▶ _Exercise aim_:
Write out all the entries word for word, but skip any images.

Data records:
-------

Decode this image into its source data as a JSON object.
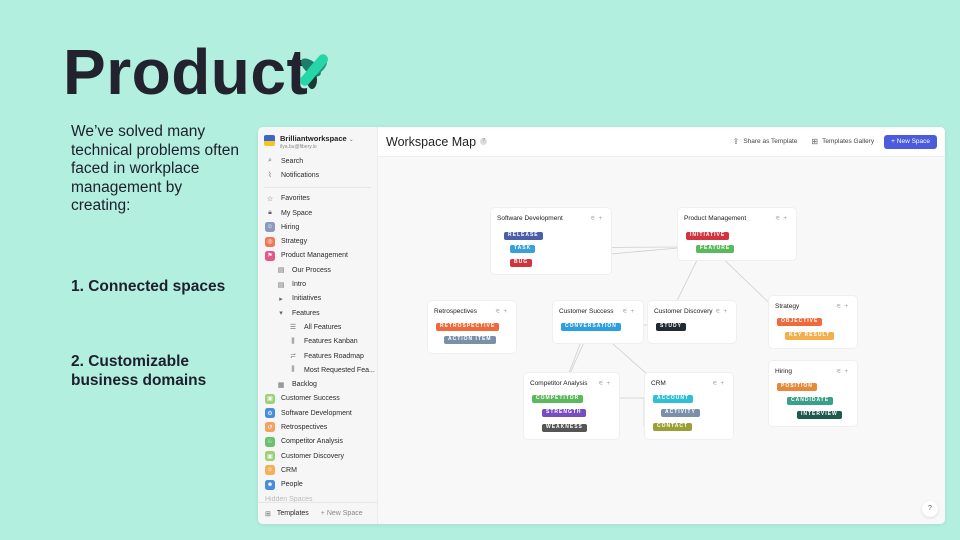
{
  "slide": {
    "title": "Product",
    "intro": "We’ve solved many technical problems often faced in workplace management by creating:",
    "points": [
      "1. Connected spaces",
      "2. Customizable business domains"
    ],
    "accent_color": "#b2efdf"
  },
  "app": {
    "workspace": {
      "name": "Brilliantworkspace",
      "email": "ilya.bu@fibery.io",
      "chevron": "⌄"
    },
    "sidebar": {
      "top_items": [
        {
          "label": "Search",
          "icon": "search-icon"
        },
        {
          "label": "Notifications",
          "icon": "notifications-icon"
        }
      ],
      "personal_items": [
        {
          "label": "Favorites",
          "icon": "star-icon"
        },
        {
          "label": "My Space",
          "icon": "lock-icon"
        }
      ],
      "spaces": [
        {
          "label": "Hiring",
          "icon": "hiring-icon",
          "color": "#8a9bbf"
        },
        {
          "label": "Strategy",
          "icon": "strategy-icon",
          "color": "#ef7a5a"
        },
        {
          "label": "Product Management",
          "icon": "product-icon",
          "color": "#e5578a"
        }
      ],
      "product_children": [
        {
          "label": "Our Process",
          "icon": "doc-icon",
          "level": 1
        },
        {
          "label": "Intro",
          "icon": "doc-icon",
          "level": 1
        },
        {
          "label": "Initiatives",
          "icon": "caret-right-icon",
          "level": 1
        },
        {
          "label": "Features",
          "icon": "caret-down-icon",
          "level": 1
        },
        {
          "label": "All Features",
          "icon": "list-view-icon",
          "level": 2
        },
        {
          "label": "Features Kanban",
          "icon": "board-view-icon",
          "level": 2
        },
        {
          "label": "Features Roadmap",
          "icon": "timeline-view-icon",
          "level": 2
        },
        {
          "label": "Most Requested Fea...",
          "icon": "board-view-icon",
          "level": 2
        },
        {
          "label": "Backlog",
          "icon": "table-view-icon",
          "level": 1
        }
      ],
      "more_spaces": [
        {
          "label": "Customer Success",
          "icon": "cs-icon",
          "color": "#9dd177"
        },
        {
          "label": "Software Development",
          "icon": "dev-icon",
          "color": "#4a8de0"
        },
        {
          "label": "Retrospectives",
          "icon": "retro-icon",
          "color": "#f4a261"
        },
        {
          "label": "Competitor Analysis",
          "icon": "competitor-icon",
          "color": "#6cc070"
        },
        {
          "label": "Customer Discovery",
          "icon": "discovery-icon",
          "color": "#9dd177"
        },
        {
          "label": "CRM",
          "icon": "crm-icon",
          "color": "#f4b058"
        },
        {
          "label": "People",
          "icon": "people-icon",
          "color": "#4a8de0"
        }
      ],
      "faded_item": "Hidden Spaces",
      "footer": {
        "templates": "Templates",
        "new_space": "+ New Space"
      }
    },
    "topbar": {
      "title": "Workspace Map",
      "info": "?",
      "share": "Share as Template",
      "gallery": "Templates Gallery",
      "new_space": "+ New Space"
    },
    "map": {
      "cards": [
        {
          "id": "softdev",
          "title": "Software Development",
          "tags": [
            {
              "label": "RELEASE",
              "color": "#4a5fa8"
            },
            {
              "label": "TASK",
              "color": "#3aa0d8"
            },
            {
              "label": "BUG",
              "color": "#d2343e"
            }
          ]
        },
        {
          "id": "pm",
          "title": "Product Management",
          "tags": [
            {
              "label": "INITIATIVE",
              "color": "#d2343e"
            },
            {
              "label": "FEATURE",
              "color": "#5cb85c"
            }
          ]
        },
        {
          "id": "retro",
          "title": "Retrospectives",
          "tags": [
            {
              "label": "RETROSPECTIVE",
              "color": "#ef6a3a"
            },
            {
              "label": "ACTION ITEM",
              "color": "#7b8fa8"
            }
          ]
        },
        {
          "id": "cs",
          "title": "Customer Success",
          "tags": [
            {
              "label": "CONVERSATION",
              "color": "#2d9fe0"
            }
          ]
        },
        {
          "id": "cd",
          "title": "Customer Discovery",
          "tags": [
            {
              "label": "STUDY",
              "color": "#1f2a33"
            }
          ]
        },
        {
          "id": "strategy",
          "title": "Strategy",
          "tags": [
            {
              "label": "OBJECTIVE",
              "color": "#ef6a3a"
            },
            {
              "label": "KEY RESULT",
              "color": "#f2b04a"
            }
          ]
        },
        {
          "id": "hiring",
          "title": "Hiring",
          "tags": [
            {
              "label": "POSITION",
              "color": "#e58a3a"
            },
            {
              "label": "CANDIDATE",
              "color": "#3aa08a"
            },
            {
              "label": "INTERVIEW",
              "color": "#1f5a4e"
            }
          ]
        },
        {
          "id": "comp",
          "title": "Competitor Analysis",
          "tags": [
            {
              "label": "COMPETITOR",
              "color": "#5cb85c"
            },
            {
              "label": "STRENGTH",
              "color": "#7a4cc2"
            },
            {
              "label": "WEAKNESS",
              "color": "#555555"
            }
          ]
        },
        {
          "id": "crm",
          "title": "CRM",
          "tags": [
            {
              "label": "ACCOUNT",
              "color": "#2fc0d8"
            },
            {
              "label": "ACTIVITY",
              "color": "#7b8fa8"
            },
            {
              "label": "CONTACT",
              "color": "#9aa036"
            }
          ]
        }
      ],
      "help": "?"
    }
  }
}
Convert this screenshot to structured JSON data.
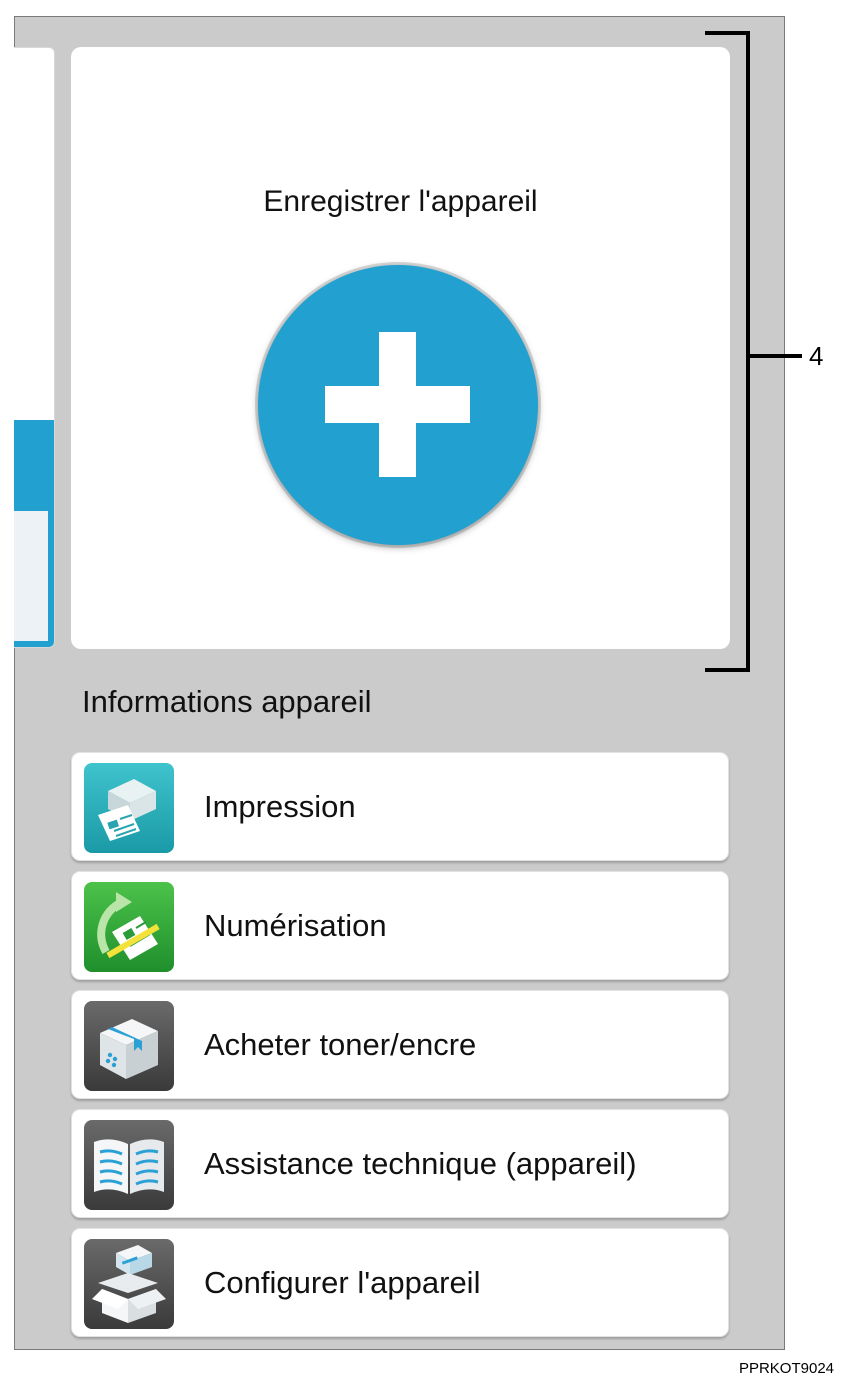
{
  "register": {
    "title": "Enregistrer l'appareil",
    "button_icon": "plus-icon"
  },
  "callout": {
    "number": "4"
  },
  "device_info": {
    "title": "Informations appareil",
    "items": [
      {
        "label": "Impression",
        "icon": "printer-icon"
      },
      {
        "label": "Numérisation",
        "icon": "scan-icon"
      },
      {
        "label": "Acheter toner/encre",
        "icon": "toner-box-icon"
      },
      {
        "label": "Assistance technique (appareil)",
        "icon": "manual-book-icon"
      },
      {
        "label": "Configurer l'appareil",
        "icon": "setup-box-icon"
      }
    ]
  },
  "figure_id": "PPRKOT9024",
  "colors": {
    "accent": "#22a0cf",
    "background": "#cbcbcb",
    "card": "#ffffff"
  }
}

-------

▶ _Full response_:
Decode this image into its source data as a JSON object.
{
  "slide": {
    "title": "Product",
    "intro": "We’ve solved many technical problems often faced in workplace management by creating:",
    "points": [
      "1. Connected spaces",
      "2. Customizable business domains"
    ],
    "accent_color": "#b2efdf"
  },
  "app": {
    "workspace": {
      "name": "Brilliantworkspace",
      "email": "ilya.bu@fibery.io",
      "chevron": "⌄"
    },
    "sidebar": {
      "top_items": [
        {
          "label": "Search",
          "icon": "search-icon"
        },
        {
          "label": "Notifications",
          "icon": "notifications-icon"
        }
      ],
      "personal_items": [
        {
          "label": "Favorites",
          "icon": "star-icon"
        },
        {
          "label": "My Space",
          "icon": "lock-icon"
        }
      ],
      "spaces": [
        {
          "label": "Hiring",
          "icon": "hiring-icon",
          "color": "#8a9bbf"
        },
        {
          "label": "Strategy",
          "icon": "strategy-icon",
          "color": "#ef7a5a"
        },
        {
          "label": "Product Management",
          "icon": "product-icon",
          "color": "#e5578a"
        }
      ],
      "product_children": [
        {
          "label": "Our Process",
          "icon": "doc-icon",
          "level": 1
        },
        {
          "label": "Intro",
          "icon": "doc-icon",
          "level": 1
        },
        {
          "label": "Initiatives",
          "icon": "caret-right-icon",
          "level": 1
        },
        {
          "label": "Features",
          "icon": "caret-down-icon",
          "level": 1
        },
        {
          "label": "All Features",
          "icon": "list-view-icon",
          "level": 2
        },
        {
          "label": "Features Kanban",
          "icon": "board-view-icon",
          "level": 2
        },
        {
          "label": "Features Roadmap",
          "icon": "timeline-view-icon",
          "level": 2
        },
        {
          "label": "Most Requested Fea...",
          "icon": "board-view-icon",
          "level": 2
        },
        {
          "label": "Backlog",
          "icon": "table-view-icon",
          "level": 1
        }
      ],
      "more_spaces": [
        {
          "label": "Customer Success",
          "icon": "cs-icon",
          "color": "#9dd177"
        },
        {
          "label": "Software Development",
          "icon": "dev-icon",
          "color": "#4a8de0"
        },
        {
          "label": "Retrospectives",
          "icon": "retro-icon",
          "color": "#f4a261"
        },
        {
          "label": "Competitor Analysis",
          "icon": "competitor-icon",
          "color": "#6cc070"
        },
        {
          "label": "Customer Discovery",
          "icon": "discovery-icon",
          "color": "#9dd177"
        },
        {
          "label": "CRM",
          "icon": "crm-icon",
          "color": "#f4b058"
        },
        {
          "label": "People",
          "icon": "people-icon",
          "color": "#4a8de0"
        }
      ],
      "faded_item": "Hidden Spaces",
      "footer": {
        "templates": "Templates",
        "new_space": "+ New Space"
      }
    },
    "topbar": {
      "title": "Workspace Map",
      "info": "?",
      "share": "Share as Template",
      "gallery": "Templates Gallery",
      "new_space": "+ New Space"
    },
    "map": {
      "cards": [
        {
          "id": "softdev",
          "title": "Software Development",
          "tags": [
            {
              "label": "RELEASE",
              "color": "#4a5fa8"
            },
            {
              "label": "TASK",
              "color": "#3aa0d8"
            },
            {
              "label": "BUG",
              "color": "#d2343e"
            }
          ]
        },
        {
          "id": "pm",
          "title": "Product Management",
          "tags": [
            {
              "label": "INITIATIVE",
              "color": "#d2343e"
            },
            {
              "label": "FEATURE",
              "color": "#5cb85c"
            }
          ]
        },
        {
          "id": "retro",
          "title": "Retrospectives",
          "tags": [
            {
              "label": "RETROSPECTIVE",
              "color": "#ef6a3a"
            },
            {
              "label": "ACTION ITEM",
              "color": "#7b8fa8"
            }
          ]
        },
        {
          "id": "cs",
          "title": "Customer Success",
          "tags": [
            {
              "label": "CONVERSATION",
              "color": "#2d9fe0"
            }
          ]
        },
        {
          "id": "cd",
          "title": "Customer Discovery",
          "tags": [
            {
              "label": "STUDY",
              "color": "#1f2a33"
            }
          ]
        },
        {
          "id": "strategy",
          "title": "Strategy",
          "tags": [
            {
              "label": "OBJECTIVE",
              "color": "#ef6a3a"
            },
            {
              "label": "KEY RESULT",
              "color": "#f2b04a"
            }
          ]
        },
        {
          "id": "hiring",
          "title": "Hiring",
          "tags": [
            {
              "label": "POSITION",
              "color": "#e58a3a"
            },
            {
              "label": "CANDIDATE",
              "color": "#3aa08a"
            },
            {
              "label": "INTERVIEW",
              "color": "#1f5a4e"
            }
          ]
        },
        {
          "id": "comp",
          "title": "Competitor Analysis",
          "tags": [
            {
              "label": "COMPETITOR",
              "color": "#5cb85c"
            },
            {
              "label": "STRENGTH",
              "color": "#7a4cc2"
            },
            {
              "label": "WEAKNESS",
              "color": "#555555"
            }
          ]
        },
        {
          "id": "crm",
          "title": "CRM",
          "tags": [
            {
              "label": "ACCOUNT",
              "color": "#2fc0d8"
            },
            {
              "label": "ACTIVITY",
              "color": "#7b8fa8"
            },
            {
              "label": "CONTACT",
              "color": "#9aa036"
            }
          ]
        }
      ],
      "help": "?"
    }
  }
}
Convert this screenshot to structured JSON data.
{
  "register": {
    "title": "Enregistrer l'appareil",
    "button_icon": "plus-icon"
  },
  "callout": {
    "number": "4"
  },
  "device_info": {
    "title": "Informations appareil",
    "items": [
      {
        "label": "Impression",
        "icon": "printer-icon"
      },
      {
        "label": "Numérisation",
        "icon": "scan-icon"
      },
      {
        "label": "Acheter toner/encre",
        "icon": "toner-box-icon"
      },
      {
        "label": "Assistance technique (appareil)",
        "icon": "manual-book-icon"
      },
      {
        "label": "Configurer l'appareil",
        "icon": "setup-box-icon"
      }
    ]
  },
  "figure_id": "PPRKOT9024",
  "colors": {
    "accent": "#22a0cf",
    "background": "#cbcbcb",
    "card": "#ffffff"
  }
}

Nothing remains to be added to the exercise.